Dataset excerpts
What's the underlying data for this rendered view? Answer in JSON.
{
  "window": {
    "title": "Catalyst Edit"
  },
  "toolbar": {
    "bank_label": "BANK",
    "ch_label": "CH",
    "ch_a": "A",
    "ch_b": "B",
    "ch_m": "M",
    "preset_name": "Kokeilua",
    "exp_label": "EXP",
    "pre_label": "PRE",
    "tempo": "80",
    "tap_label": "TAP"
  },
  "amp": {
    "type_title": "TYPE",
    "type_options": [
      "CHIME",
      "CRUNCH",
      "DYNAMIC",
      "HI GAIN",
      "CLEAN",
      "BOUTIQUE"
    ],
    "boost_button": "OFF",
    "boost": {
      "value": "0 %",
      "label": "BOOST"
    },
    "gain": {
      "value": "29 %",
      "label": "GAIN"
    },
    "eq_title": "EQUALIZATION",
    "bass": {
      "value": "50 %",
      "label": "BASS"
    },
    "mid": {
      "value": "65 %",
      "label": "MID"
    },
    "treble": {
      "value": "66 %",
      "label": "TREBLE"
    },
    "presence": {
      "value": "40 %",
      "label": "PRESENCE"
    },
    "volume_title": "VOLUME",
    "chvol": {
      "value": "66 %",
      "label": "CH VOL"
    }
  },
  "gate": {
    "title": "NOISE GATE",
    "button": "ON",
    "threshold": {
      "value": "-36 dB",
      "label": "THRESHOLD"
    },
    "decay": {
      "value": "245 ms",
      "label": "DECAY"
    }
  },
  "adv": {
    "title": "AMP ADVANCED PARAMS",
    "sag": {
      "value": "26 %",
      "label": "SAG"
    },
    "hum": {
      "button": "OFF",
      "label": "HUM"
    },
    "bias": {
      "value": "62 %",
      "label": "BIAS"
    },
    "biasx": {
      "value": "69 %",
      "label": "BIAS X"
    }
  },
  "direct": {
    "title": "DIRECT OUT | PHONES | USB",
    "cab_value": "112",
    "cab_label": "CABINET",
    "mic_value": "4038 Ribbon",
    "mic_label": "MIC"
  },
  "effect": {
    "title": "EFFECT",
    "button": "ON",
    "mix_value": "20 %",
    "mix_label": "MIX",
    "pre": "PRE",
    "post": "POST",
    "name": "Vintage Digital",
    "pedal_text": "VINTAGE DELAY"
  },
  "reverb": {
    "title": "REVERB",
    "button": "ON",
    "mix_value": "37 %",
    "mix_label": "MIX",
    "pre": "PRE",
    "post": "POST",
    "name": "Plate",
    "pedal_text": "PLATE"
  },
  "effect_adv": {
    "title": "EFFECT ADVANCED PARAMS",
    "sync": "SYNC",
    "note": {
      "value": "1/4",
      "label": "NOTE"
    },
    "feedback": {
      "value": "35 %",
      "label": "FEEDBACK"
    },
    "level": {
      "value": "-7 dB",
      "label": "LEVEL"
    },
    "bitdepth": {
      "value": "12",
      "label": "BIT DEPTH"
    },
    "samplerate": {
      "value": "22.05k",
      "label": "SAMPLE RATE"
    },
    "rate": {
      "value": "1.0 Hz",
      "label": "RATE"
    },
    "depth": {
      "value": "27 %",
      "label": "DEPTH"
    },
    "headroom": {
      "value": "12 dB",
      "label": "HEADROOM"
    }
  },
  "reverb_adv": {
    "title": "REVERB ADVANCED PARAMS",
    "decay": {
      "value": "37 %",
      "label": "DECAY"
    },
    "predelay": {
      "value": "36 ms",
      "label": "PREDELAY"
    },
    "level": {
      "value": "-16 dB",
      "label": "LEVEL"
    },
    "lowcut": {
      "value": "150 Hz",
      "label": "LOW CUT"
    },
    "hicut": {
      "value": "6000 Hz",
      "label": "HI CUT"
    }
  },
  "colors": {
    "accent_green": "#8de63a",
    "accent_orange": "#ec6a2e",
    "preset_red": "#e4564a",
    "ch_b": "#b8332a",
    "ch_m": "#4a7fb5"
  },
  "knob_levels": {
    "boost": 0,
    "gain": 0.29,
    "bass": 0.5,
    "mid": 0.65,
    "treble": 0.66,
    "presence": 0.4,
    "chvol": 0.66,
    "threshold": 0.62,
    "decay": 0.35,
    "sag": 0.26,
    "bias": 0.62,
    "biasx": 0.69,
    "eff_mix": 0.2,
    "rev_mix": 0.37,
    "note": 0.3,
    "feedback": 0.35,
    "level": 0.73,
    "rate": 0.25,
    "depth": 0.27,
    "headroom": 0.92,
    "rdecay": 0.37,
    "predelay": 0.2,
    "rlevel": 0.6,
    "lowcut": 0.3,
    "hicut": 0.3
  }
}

§ Written request
Search the entries for the word "ADVANCED" and copy every line that has it.

§ Result
    "title": "AMP ADVANCED PARAMS",
    "title": "EFFECT ADVANCED PARAMS",
    "title": "REVERB ADVANCED PARAMS",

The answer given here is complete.